## Provided material
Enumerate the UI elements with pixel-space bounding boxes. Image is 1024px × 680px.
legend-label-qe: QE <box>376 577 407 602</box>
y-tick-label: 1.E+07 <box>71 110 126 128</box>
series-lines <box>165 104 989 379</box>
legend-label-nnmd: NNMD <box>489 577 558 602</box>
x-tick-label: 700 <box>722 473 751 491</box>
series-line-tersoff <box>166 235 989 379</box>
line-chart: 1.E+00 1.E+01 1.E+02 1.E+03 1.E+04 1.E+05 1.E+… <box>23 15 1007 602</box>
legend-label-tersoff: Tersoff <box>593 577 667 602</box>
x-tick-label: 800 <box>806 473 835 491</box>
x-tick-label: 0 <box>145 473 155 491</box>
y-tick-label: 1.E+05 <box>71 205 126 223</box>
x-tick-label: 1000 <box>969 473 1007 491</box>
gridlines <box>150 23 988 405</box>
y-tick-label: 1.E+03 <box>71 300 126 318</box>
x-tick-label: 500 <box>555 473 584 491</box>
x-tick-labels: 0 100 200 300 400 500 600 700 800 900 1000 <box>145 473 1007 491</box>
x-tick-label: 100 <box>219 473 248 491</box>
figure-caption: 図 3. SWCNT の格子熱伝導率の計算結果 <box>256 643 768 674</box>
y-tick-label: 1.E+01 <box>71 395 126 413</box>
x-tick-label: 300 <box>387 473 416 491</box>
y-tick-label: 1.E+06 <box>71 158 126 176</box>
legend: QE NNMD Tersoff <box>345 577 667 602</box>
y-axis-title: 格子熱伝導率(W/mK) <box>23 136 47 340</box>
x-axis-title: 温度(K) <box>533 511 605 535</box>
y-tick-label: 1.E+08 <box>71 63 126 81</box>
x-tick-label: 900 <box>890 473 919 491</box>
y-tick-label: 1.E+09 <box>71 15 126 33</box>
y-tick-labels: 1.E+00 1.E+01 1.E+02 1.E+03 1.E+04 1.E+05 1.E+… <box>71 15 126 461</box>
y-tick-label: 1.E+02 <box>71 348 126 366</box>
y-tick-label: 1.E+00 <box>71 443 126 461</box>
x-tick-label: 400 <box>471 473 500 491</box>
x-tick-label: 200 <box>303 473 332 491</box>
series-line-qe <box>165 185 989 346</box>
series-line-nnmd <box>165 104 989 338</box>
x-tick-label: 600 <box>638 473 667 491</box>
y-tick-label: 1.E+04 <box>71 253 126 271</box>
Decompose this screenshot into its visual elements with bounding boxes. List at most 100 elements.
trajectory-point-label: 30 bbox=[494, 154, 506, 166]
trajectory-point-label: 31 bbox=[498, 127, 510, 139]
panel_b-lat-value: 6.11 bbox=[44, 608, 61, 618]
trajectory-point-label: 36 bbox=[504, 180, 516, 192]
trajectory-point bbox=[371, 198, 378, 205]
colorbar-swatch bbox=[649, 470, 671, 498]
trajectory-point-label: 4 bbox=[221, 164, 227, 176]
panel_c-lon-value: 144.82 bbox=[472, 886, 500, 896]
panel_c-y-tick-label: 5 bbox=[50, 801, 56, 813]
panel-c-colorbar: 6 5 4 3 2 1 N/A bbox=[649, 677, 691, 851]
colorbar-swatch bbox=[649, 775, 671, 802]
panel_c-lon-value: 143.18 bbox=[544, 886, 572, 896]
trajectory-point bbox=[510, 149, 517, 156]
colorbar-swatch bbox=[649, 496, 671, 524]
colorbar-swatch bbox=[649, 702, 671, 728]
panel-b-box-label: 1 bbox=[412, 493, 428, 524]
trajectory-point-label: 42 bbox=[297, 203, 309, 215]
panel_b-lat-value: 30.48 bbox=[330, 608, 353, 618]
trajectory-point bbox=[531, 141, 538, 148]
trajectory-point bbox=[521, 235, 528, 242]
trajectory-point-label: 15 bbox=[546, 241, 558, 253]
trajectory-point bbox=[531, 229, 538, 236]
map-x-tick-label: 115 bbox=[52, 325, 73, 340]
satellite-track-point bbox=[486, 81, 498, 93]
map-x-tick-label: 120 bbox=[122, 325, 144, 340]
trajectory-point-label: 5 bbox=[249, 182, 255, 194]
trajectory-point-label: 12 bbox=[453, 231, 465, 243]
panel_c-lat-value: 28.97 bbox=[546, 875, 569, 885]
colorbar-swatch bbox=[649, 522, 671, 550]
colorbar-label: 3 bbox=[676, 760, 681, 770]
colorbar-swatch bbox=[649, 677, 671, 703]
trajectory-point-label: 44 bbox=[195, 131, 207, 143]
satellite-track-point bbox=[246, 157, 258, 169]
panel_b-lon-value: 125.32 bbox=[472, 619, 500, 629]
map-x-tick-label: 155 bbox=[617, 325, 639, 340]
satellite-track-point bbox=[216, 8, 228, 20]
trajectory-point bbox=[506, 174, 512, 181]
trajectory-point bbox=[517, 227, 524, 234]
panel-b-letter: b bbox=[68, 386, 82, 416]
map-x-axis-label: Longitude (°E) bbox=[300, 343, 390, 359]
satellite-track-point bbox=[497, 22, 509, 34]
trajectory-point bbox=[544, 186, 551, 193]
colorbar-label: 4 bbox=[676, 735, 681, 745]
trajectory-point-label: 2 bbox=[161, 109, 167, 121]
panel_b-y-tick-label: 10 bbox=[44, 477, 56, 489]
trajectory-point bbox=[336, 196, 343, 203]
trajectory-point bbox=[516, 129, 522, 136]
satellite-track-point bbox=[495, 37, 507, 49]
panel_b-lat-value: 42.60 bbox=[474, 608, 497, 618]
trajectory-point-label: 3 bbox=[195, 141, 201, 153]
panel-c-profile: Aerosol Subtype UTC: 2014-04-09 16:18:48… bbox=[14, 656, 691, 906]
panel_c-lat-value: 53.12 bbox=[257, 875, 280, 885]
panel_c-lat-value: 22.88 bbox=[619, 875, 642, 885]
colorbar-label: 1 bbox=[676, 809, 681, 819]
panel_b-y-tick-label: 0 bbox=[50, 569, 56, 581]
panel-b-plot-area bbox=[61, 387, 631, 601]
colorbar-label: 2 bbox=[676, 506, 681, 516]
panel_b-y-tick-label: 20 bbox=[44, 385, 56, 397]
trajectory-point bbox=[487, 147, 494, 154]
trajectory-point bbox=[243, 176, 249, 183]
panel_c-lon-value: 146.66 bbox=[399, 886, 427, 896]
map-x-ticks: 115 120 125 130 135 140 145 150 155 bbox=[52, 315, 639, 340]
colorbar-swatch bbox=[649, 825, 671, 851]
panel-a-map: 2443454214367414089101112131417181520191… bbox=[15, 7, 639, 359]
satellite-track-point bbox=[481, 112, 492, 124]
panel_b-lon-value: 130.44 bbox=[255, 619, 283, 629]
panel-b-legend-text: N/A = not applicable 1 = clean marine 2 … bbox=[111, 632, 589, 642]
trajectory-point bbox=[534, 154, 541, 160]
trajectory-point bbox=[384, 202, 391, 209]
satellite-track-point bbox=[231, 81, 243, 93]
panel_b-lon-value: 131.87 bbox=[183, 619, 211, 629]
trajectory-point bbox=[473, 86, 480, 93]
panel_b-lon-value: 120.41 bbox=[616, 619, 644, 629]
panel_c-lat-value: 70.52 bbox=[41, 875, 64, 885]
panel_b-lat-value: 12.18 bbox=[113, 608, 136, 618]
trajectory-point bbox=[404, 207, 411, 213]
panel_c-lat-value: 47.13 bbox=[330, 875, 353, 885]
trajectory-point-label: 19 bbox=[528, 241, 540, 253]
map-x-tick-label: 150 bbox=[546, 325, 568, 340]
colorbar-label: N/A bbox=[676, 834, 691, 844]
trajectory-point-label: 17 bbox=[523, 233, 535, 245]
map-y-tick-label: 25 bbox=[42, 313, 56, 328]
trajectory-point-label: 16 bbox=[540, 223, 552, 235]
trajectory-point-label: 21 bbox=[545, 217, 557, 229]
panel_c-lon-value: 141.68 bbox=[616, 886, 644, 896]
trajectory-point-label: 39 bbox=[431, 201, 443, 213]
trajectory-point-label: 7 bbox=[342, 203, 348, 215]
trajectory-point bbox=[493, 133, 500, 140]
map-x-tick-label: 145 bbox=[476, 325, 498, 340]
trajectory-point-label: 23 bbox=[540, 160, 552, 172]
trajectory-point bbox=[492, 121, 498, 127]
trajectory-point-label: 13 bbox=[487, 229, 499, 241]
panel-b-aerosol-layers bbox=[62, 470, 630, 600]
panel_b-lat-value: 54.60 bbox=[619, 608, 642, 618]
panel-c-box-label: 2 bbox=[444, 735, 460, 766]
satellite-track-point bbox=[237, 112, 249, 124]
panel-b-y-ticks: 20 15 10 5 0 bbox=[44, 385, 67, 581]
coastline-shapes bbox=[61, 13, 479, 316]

## Exercise description
Copy everything from the start of the listing down to the line containing "legend: QE NNMD", swapping "gridlines" for "grid-lines" and leaving the rest untouched.

## Solution to this exercise
Enumerate the UI elements with pixel-space bounding boxes. Image is 1024px × 680px.
legend-label-qe: QE <box>376 577 407 602</box>
y-tick-label: 1.E+07 <box>71 110 126 128</box>
series-lines <box>165 104 989 379</box>
legend-label-nnmd: NNMD <box>489 577 558 602</box>
x-tick-label: 700 <box>722 473 751 491</box>
series-line-tersoff <box>166 235 989 379</box>
line-chart: 1.E+00 1.E+01 1.E+02 1.E+03 1.E+04 1.E+05 1.E+… <box>23 15 1007 602</box>
legend-label-tersoff: Tersoff <box>593 577 667 602</box>
x-tick-label: 800 <box>806 473 835 491</box>
x-tick-label: 0 <box>145 473 155 491</box>
y-tick-label: 1.E+05 <box>71 205 126 223</box>
x-tick-label: 1000 <box>969 473 1007 491</box>
grid-lines <box>150 23 988 405</box>
y-tick-label: 1.E+03 <box>71 300 126 318</box>
x-tick-label: 500 <box>555 473 584 491</box>
x-tick-labels: 0 100 200 300 400 500 600 700 800 900 1000 <box>145 473 1007 491</box>
x-tick-label: 100 <box>219 473 248 491</box>
figure-caption: 図 3. SWCNT の格子熱伝導率の計算結果 <box>256 643 768 674</box>
y-tick-label: 1.E+01 <box>71 395 126 413</box>
x-tick-label: 300 <box>387 473 416 491</box>
y-tick-label: 1.E+06 <box>71 158 126 176</box>
legend: QE NNMD Tersoff <box>345 577 667 602</box>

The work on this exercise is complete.